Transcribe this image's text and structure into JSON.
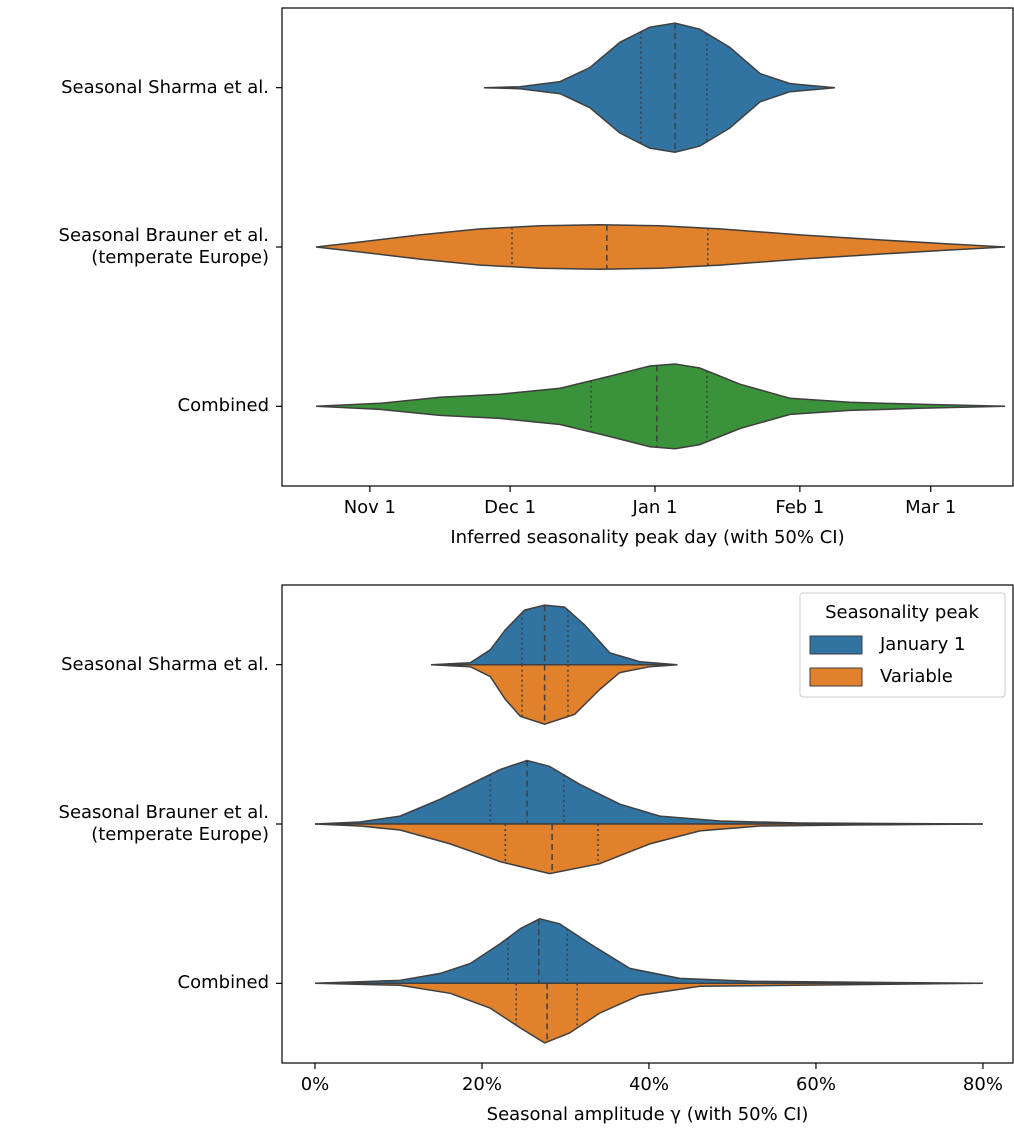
{
  "chart_data": [
    {
      "type": "violin",
      "xlabel": "Inferred seasonality peak day (with 50% CI)",
      "categories": [
        "Seasonal Sharma et al.",
        "Seasonal Brauner et al.\n(temperate Europe)",
        "Combined"
      ],
      "xlim": [
        -79.8,
        76.6
      ],
      "xticks": [
        {
          "value": -61,
          "label": "Nov 1"
        },
        {
          "value": -31,
          "label": "Dec 1"
        },
        {
          "value": 0,
          "label": "Jan 1"
        },
        {
          "value": 31,
          "label": "Feb 1"
        },
        {
          "value": 59,
          "label": "Mar 1"
        }
      ],
      "violins": [
        {
          "color": "#3274a1",
          "x": [
            -36.6,
            -28.9,
            -20.3,
            -13.9,
            -7.5,
            -1.1,
            4.3,
            9.6,
            16.0,
            22.5,
            28.9,
            38.5
          ],
          "density": [
            0,
            1,
            6,
            20,
            45,
            60,
            64,
            58,
            40,
            14,
            4,
            0
          ],
          "quartiles": [
            -3,
            4.3,
            11.1
          ]
        },
        {
          "color": "#e1812c",
          "x": [
            -72.5,
            -63.1,
            -50.3,
            -37.4,
            -24.6,
            -11.8,
            1.1,
            13.9,
            31.0,
            48.1,
            63.1,
            74.9
          ],
          "density": [
            0,
            5,
            12,
            18,
            21,
            22,
            21,
            18,
            12,
            7,
            3,
            0
          ],
          "quartiles": [
            -30.6,
            -10.3,
            11.3
          ]
        },
        {
          "color": "#3a923a",
          "x": [
            -72.5,
            -58.8,
            -46.0,
            -33.2,
            -20.3,
            -9.6,
            -1.1,
            4.3,
            9.6,
            18.2,
            28.9,
            41.7,
            56.7,
            74.9
          ],
          "density": [
            0,
            3,
            9,
            12,
            18,
            30,
            40,
            42,
            38,
            22,
            8,
            4,
            2,
            0
          ],
          "quartiles": [
            -13.7,
            0.4,
            11.1
          ]
        }
      ]
    },
    {
      "type": "split-violin",
      "xlabel": "Seasonal amplitude γ (with 50% CI)",
      "categories": [
        "Seasonal Sharma et al.",
        "Seasonal Brauner et al.\n(temperate Europe)",
        "Combined"
      ],
      "xlim": [
        -3.95,
        83.6
      ],
      "xticks": [
        {
          "value": 0,
          "label": "0%"
        },
        {
          "value": 20,
          "label": "20%"
        },
        {
          "value": 40,
          "label": "40%"
        },
        {
          "value": 60,
          "label": "60%"
        },
        {
          "value": 80,
          "label": "80%"
        }
      ],
      "legend_title": "Seasonality peak",
      "legend": "upper right",
      "series": [
        {
          "name": "January 1",
          "color": "#3274a1",
          "violins": [
            {
              "x": [
                13.9,
                18.6,
                21.0,
                22.8,
                25.1,
                27.5,
                29.9,
                32.3,
                35.3,
                38.9,
                43.4
              ],
              "density": [
                0,
                2,
                15,
                35,
                55,
                60,
                58,
                40,
                12,
                3,
                0
              ],
              "quartiles": [
                24.8,
                27.5,
                30.3
              ]
            },
            {
              "x": [
                0,
                5.4,
                10.2,
                15.0,
                18.6,
                22.2,
                25.4,
                28.1,
                31.7,
                36.5,
                41.3,
                48.5,
                58.1,
                80.0
              ],
              "density": [
                0,
                2,
                8,
                25,
                40,
                55,
                64,
                58,
                40,
                20,
                8,
                3,
                1,
                0
              ],
              "quartiles": [
                21.0,
                25.4,
                29.8
              ]
            },
            {
              "x": [
                0,
                10.2,
                15.0,
                18.6,
                22.2,
                24.6,
                26.9,
                29.3,
                32.9,
                37.7,
                43.7,
                52.1,
                80.0
              ],
              "density": [
                0,
                3,
                10,
                20,
                40,
                55,
                65,
                60,
                40,
                15,
                5,
                2,
                0
              ],
              "quartiles": [
                23.1,
                26.8,
                30.2
              ]
            }
          ]
        },
        {
          "name": "Variable",
          "color": "#e1812c",
          "violins": [
            {
              "x": [
                13.9,
                18.6,
                21.0,
                22.8,
                24.6,
                27.5,
                31.1,
                34.1,
                36.5,
                40.1,
                43.4
              ],
              "density": [
                0,
                2,
                12,
                35,
                52,
                60,
                50,
                25,
                8,
                2,
                0
              ],
              "quartiles": [
                24.8,
                27.5,
                30.3
              ]
            },
            {
              "x": [
                0,
                5.4,
                10.2,
                16.2,
                22.2,
                28.1,
                34.1,
                40.1,
                46.1,
                53.3,
                64.1,
                80.0
              ],
              "density": [
                0,
                2,
                6,
                20,
                38,
                50,
                40,
                20,
                7,
                2,
                1,
                0
              ],
              "quartiles": [
                22.8,
                28.4,
                33.9
              ]
            },
            {
              "x": [
                0,
                10.2,
                16.2,
                21.0,
                24.6,
                27.5,
                30.5,
                34.1,
                38.9,
                46.1,
                80.0
              ],
              "density": [
                0,
                2,
                10,
                25,
                45,
                60,
                50,
                30,
                12,
                3,
                0
              ],
              "quartiles": [
                24.1,
                27.8,
                31.4
              ]
            }
          ]
        }
      ]
    }
  ]
}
##########
Exercise
From the listing above, print every entry precisely and drop the pictures.

Result of the exercise
Transcribe this image's text and structure into JSON.
{
  "chart_data": [
    {
      "type": "violin",
      "xlabel": "Inferred seasonality peak day (with 50% CI)",
      "categories": [
        "Seasonal Sharma et al.",
        "Seasonal Brauner et al.\n(temperate Europe)",
        "Combined"
      ],
      "xlim": [
        -79.8,
        76.6
      ],
      "xticks": [
        {
          "value": -61,
          "label": "Nov 1"
        },
        {
          "value": -31,
          "label": "Dec 1"
        },
        {
          "value": 0,
          "label": "Jan 1"
        },
        {
          "value": 31,
          "label": "Feb 1"
        },
        {
          "value": 59,
          "label": "Mar 1"
        }
      ],
      "violins": [
        {
          "color": "#3274a1",
          "x": [
            -36.6,
            -28.9,
            -20.3,
            -13.9,
            -7.5,
            -1.1,
            4.3,
            9.6,
            16.0,
            22.5,
            28.9,
            38.5
          ],
          "density": [
            0,
            1,
            6,
            20,
            45,
            60,
            64,
            58,
            40,
            14,
            4,
            0
          ],
          "quartiles": [
            -3,
            4.3,
            11.1
          ]
        },
        {
          "color": "#e1812c",
          "x": [
            -72.5,
            -63.1,
            -50.3,
            -37.4,
            -24.6,
            -11.8,
            1.1,
            13.9,
            31.0,
            48.1,
            63.1,
            74.9
          ],
          "density": [
            0,
            5,
            12,
            18,
            21,
            22,
            21,
            18,
            12,
            7,
            3,
            0
          ],
          "quartiles": [
            -30.6,
            -10.3,
            11.3
          ]
        },
        {
          "color": "#3a923a",
          "x": [
            -72.5,
            -58.8,
            -46.0,
            -33.2,
            -20.3,
            -9.6,
            -1.1,
            4.3,
            9.6,
            18.2,
            28.9,
            41.7,
            56.7,
            74.9
          ],
          "density": [
            0,
            3,
            9,
            12,
            18,
            30,
            40,
            42,
            38,
            22,
            8,
            4,
            2,
            0
          ],
          "quartiles": [
            -13.7,
            0.4,
            11.1
          ]
        }
      ]
    },
    {
      "type": "split-violin",
      "xlabel": "Seasonal amplitude γ (with 50% CI)",
      "categories": [
        "Seasonal Sharma et al.",
        "Seasonal Brauner et al.\n(temperate Europe)",
        "Combined"
      ],
      "xlim": [
        -3.95,
        83.6
      ],
      "xticks": [
        {
          "value": 0,
          "label": "0%"
        },
        {
          "value": 20,
          "label": "20%"
        },
        {
          "value": 40,
          "label": "40%"
        },
        {
          "value": 60,
          "label": "60%"
        },
        {
          "value": 80,
          "label": "80%"
        }
      ],
      "legend_title": "Seasonality peak",
      "legend": "upper right",
      "series": [
        {
          "name": "January 1",
          "color": "#3274a1",
          "violins": [
            {
              "x": [
                13.9,
                18.6,
                21.0,
                22.8,
                25.1,
                27.5,
                29.9,
                32.3,
                35.3,
                38.9,
                43.4
              ],
              "density": [
                0,
                2,
                15,
                35,
                55,
                60,
                58,
                40,
                12,
                3,
                0
              ],
              "quartiles": [
                24.8,
                27.5,
                30.3
              ]
            },
            {
              "x": [
                0,
                5.4,
                10.2,
                15.0,
                18.6,
                22.2,
                25.4,
                28.1,
                31.7,
                36.5,
                41.3,
                48.5,
                58.1,
                80.0
              ],
              "density": [
                0,
                2,
                8,
                25,
                40,
                55,
                64,
                58,
                40,
                20,
                8,
                3,
                1,
                0
              ],
              "quartiles": [
                21.0,
                25.4,
                29.8
              ]
            },
            {
              "x": [
                0,
                10.2,
                15.0,
                18.6,
                22.2,
                24.6,
                26.9,
                29.3,
                32.9,
                37.7,
                43.7,
                52.1,
                80.0
              ],
              "density": [
                0,
                3,
                10,
                20,
                40,
                55,
                65,
                60,
                40,
                15,
                5,
                2,
                0
              ],
              "quartiles": [
                23.1,
                26.8,
                30.2
              ]
            }
          ]
        },
        {
          "name": "Variable",
          "color": "#e1812c",
          "violins": [
            {
              "x": [
                13.9,
                18.6,
                21.0,
                22.8,
                24.6,
                27.5,
                31.1,
                34.1,
                36.5,
                40.1,
                43.4
              ],
              "density": [
                0,
                2,
                12,
                35,
                52,
                60,
                50,
                25,
                8,
                2,
                0
              ],
              "quartiles": [
                24.8,
                27.5,
                30.3
              ]
            },
            {
              "x": [
                0,
                5.4,
                10.2,
                16.2,
                22.2,
                28.1,
                34.1,
                40.1,
                46.1,
                53.3,
                64.1,
                80.0
              ],
              "density": [
                0,
                2,
                6,
                20,
                38,
                50,
                40,
                20,
                7,
                2,
                1,
                0
              ],
              "quartiles": [
                22.8,
                28.4,
                33.9
              ]
            },
            {
              "x": [
                0,
                10.2,
                16.2,
                21.0,
                24.6,
                27.5,
                30.5,
                34.1,
                38.9,
                46.1,
                80.0
              ],
              "density": [
                0,
                2,
                10,
                25,
                45,
                60,
                50,
                30,
                12,
                3,
                0
              ],
              "quartiles": [
                24.1,
                27.8,
                31.4
              ]
            }
          ]
        }
      ]
    }
  ]
}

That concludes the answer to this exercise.